=== Exercise inputs ===

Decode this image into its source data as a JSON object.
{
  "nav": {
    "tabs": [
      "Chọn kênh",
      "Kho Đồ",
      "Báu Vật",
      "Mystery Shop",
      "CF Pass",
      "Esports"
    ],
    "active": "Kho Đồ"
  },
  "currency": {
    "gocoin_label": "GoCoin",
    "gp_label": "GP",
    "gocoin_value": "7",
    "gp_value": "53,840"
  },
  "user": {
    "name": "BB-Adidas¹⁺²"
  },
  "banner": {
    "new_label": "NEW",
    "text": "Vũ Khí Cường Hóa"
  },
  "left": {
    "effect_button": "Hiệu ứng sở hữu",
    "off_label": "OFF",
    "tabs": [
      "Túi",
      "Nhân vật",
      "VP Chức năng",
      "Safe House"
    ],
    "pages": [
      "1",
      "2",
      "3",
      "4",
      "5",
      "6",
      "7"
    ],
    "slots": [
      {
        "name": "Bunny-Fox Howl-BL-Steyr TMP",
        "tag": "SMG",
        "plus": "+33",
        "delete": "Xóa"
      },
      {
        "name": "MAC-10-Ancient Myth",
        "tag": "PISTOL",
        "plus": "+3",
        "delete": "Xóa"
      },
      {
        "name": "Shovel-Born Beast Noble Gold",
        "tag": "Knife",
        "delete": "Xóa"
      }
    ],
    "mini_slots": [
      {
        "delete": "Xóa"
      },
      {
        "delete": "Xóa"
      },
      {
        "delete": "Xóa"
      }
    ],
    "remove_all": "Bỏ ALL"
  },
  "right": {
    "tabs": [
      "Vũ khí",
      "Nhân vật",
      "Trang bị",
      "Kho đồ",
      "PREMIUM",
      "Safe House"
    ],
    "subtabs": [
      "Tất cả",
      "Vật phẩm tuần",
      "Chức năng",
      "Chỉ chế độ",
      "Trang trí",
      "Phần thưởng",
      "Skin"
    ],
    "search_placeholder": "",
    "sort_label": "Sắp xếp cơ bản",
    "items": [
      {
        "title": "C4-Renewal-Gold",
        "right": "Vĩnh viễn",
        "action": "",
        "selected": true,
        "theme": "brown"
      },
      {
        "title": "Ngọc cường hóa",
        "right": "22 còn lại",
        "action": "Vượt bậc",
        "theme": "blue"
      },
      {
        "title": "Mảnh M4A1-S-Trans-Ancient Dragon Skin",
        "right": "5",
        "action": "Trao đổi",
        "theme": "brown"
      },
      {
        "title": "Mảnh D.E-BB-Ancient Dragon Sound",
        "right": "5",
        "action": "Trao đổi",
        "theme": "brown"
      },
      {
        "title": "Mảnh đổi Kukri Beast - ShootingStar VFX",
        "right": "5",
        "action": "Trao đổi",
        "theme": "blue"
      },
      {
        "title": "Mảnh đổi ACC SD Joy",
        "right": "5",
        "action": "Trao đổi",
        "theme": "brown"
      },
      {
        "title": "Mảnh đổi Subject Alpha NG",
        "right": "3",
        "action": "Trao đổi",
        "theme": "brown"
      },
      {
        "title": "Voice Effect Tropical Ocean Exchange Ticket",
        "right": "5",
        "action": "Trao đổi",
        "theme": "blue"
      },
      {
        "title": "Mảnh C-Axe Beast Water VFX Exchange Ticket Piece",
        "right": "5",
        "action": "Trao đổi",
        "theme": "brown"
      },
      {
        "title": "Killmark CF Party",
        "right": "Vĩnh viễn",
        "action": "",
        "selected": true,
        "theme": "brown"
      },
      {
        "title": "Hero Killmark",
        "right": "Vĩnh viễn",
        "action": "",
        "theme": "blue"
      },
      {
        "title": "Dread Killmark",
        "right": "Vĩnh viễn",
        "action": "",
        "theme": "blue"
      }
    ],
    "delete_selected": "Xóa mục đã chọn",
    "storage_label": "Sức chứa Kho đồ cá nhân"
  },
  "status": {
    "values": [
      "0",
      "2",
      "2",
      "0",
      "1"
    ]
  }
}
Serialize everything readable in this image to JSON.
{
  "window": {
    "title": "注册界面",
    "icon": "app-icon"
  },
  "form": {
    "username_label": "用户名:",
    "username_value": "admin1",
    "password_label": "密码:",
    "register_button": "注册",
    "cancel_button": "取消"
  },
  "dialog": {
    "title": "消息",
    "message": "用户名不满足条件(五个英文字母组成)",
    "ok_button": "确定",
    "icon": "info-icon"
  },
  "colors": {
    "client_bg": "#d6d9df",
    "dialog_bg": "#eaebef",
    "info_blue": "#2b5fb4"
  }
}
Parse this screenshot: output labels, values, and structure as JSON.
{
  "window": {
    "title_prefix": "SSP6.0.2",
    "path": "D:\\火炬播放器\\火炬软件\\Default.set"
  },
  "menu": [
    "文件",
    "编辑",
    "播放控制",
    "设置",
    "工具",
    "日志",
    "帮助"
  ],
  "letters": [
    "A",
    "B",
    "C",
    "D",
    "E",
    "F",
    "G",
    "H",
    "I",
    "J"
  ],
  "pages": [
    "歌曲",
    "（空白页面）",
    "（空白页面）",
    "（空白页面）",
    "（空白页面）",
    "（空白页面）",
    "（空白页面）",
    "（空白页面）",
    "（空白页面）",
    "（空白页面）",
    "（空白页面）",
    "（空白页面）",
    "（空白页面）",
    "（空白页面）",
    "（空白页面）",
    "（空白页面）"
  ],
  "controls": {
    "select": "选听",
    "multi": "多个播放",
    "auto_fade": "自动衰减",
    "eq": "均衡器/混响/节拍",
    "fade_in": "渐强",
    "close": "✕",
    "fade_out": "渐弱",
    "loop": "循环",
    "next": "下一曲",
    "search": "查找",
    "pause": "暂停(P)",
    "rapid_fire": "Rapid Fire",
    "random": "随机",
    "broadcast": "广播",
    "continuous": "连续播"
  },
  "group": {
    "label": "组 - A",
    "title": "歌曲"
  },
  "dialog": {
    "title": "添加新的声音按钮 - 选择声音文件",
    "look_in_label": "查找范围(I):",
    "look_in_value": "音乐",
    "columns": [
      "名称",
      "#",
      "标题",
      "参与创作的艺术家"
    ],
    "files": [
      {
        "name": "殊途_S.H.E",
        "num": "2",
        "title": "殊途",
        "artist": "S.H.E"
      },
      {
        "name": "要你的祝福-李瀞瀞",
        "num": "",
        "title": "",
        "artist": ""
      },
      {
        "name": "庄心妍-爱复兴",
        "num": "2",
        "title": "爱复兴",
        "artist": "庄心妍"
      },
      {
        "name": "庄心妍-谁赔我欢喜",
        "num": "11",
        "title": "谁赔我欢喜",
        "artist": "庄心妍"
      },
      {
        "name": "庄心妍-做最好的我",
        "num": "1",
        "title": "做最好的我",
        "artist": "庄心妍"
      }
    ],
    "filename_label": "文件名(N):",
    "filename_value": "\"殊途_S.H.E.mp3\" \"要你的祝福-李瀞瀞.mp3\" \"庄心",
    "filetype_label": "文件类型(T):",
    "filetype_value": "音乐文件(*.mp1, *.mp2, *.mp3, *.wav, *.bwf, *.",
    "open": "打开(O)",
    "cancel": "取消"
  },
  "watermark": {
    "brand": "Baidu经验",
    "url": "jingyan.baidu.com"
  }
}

===

_Task prompt:_
Copy every line of the records word for word.

_Task answer:_
Decode this image into its source data as a JSON object.
{
  "nav": {
    "tabs": [
      "Chọn kênh",
      "Kho Đồ",
      "Báu Vật",
      "Mystery Shop",
      "CF Pass",
      "Esports"
    ],
    "active": "Kho Đồ"
  },
  "currency": {
    "gocoin_label": "GoCoin",
    "gp_label": "GP",
    "gocoin_value": "7",
    "gp_value": "53,840"
  },
  "user": {
    "name": "BB-Adidas¹⁺²"
  },
  "banner": {
    "new_label": "NEW",
    "text": "Vũ Khí Cường Hóa"
  },
  "left": {
    "effect_button": "Hiệu ứng sở hữu",
    "off_label": "OFF",
    "tabs": [
      "Túi",
      "Nhân vật",
      "VP Chức năng",
      "Safe House"
    ],
    "pages": [
      "1",
      "2",
      "3",
      "4",
      "5",
      "6",
      "7"
    ],
    "slots": [
      {
        "name": "Bunny-Fox Howl-BL-Steyr TMP",
        "tag": "SMG",
        "plus": "+33",
        "delete": "Xóa"
      },
      {
        "name": "MAC-10-Ancient Myth",
        "tag": "PISTOL",
        "plus": "+3",
        "delete": "Xóa"
      },
      {
        "name": "Shovel-Born Beast Noble Gold",
        "tag": "Knife",
        "delete": "Xóa"
      }
    ],
    "mini_slots": [
      {
        "delete": "Xóa"
      },
      {
        "delete": "Xóa"
      },
      {
        "delete": "Xóa"
      }
    ],
    "remove_all": "Bỏ ALL"
  },
  "right": {
    "tabs": [
      "Vũ khí",
      "Nhân vật",
      "Trang bị",
      "Kho đồ",
      "PREMIUM",
      "Safe House"
    ],
    "subtabs": [
      "Tất cả",
      "Vật phẩm tuần",
      "Chức năng",
      "Chỉ chế độ",
      "Trang trí",
      "Phần thưởng",
      "Skin"
    ],
    "search_placeholder": "",
    "sort_label": "Sắp xếp cơ bản",
    "items": [
      {
        "title": "C4-Renewal-Gold",
        "right": "Vĩnh viễn",
        "action": "",
        "selected": true,
        "theme": "brown"
      },
      {
        "title": "Ngọc cường hóa",
        "right": "22 còn lại",
        "action": "Vượt bậc",
        "theme": "blue"
      },
      {
        "title": "Mảnh M4A1-S-Trans-Ancient Dragon Skin",
        "right": "5",
        "action": "Trao đổi",
        "theme": "brown"
      },
      {
        "title": "Mảnh D.E-BB-Ancient Dragon Sound",
        "right": "5",
        "action": "Trao đổi",
        "theme": "brown"
      },
      {
        "title": "Mảnh đổi Kukri Beast - ShootingStar VFX",
        "right": "5",
        "action": "Trao đổi",
        "theme": "blue"
      },
      {
        "title": "Mảnh đổi ACC SD Joy",
        "right": "5",
        "action": "Trao đổi",
        "theme": "brown"
      },
      {
        "title": "Mảnh đổi Subject Alpha NG",
        "right": "3",
        "action": "Trao đổi",
        "theme": "brown"
      },
      {
        "title": "Voice Effect Tropical Ocean Exchange Ticket",
        "right": "5",
        "action": "Trao đổi",
        "theme": "blue"
      },
      {
        "title": "Mảnh C-Axe Beast Water VFX Exchange Ticket Piece",
        "right": "5",
        "action": "Trao đổi",
        "theme": "brown"
      },
      {
        "title": "Killmark CF Party",
        "right": "Vĩnh viễn",
        "action": "",
        "selected": true,
        "theme": "brown"
      },
      {
        "title": "Hero Killmark",
        "right": "Vĩnh viễn",
        "action": "",
        "theme": "blue"
      },
      {
        "title": "Dread Killmark",
        "right": "Vĩnh viễn",
        "action": "",
        "theme": "blue"
      }
    ],
    "delete_selected": "Xóa mục đã chọn",
    "storage_label": "Sức chứa Kho đồ cá nhân"
  },
  "status": {
    "values": [
      "0",
      "2",
      "2",
      "0",
      "1"
    ]
  }
}
Serialize everything readable in this image to JSON.
{
  "window": {
    "title": "注册界面",
    "icon": "app-icon"
  },
  "form": {
    "username_label": "用户名:",
    "username_value": "admin1",
    "password_label": "密码:",
    "register_button": "注册",
    "cancel_button": "取消"
  },
  "dialog": {
    "title": "消息",
    "message": "用户名不满足条件(五个英文字母组成)",
    "ok_button": "确定",
    "icon": "info-icon"
  },
  "colors": {
    "client_bg": "#d6d9df",
    "dialog_bg": "#eaebef",
    "info_blue": "#2b5fb4"
  }
}
Parse this screenshot: output labels, values, and structure as JSON.
{
  "window": {
    "title_prefix": "SSP6.0.2",
    "path": "D:\\火炬播放器\\火炬软件\\Default.set"
  },
  "menu": [
    "文件",
    "编辑",
    "播放控制",
    "设置",
    "工具",
    "日志",
    "帮助"
  ],
  "letters": [
    "A",
    "B",
    "C",
    "D",
    "E",
    "F",
    "G",
    "H",
    "I",
    "J"
  ],
  "pages": [
    "歌曲",
    "（空白页面）",
    "（空白页面）",
    "（空白页面）",
    "（空白页面）",
    "（空白页面）",
    "（空白页面）",
    "（空白页面）",
    "（空白页面）",
    "（空白页面）",
    "（空白页面）",
    "（空白页面）",
    "（空白页面）",
    "（空白页面）",
    "（空白页面）",
    "（空白页面）"
  ],
  "controls": {
    "select": "选听",
    "multi": "多个播放",
    "auto_fade": "自动衰减",
    "eq": "均衡器/混响/节拍",
    "fade_in": "渐强",
    "close": "✕",
    "fade_out": "渐弱",
    "loop": "循环",
    "next": "下一曲",
    "search": "查找",
    "pause": "暂停(P)",
    "rapid_fire": "Rapid Fire",
    "random": "随机",
    "broadcast": "广播",
    "continuous": "连续播"
  },
  "group": {
    "label": "组 - A",
    "title": "歌曲"
  },
  "dialog": {
    "title": "添加新的声音按钮 - 选择声音文件",
    "look_in_label": "查找范围(I):",
    "look_in_value": "音乐",
    "columns": [
      "名称",
      "#",
      "标题",
      "参与创作的艺术家"
    ],
    "files": [
      {
        "name": "殊途_S.H.E",
        "num": "2",
        "title": "殊途",
        "artist": "S.H.E"
      },
      {
        "name": "要你的祝福-李瀞瀞",
        "num": "",
        "title": "",
        "artist": ""
      },
      {
        "name": "庄心妍-爱复兴",
        "num": "2",
        "title": "爱复兴",
        "artist": "庄心妍"
      },
      {
        "name": "庄心妍-谁赔我欢喜",
        "num": "11",
        "title": "谁赔我欢喜",
        "artist": "庄心妍"
      },
      {
        "name": "庄心妍-做最好的我",
        "num": "1",
        "title": "做最好的我",
        "artist": "庄心妍"
      }
    ],
    "filename_label": "文件名(N):",
    "filename_value": "\"殊途_S.H.E.mp3\" \"要你的祝福-李瀞瀞.mp3\" \"庄心",
    "filetype_label": "文件类型(T):",
    "filetype_value": "音乐文件(*.mp1, *.mp2, *.mp3, *.wav, *.bwf, *.",
    "open": "打开(O)",
    "cancel": "取消"
  },
  "watermark": {
    "brand": "Baidu经验",
    "url": "jingyan.baidu.com"
  }
}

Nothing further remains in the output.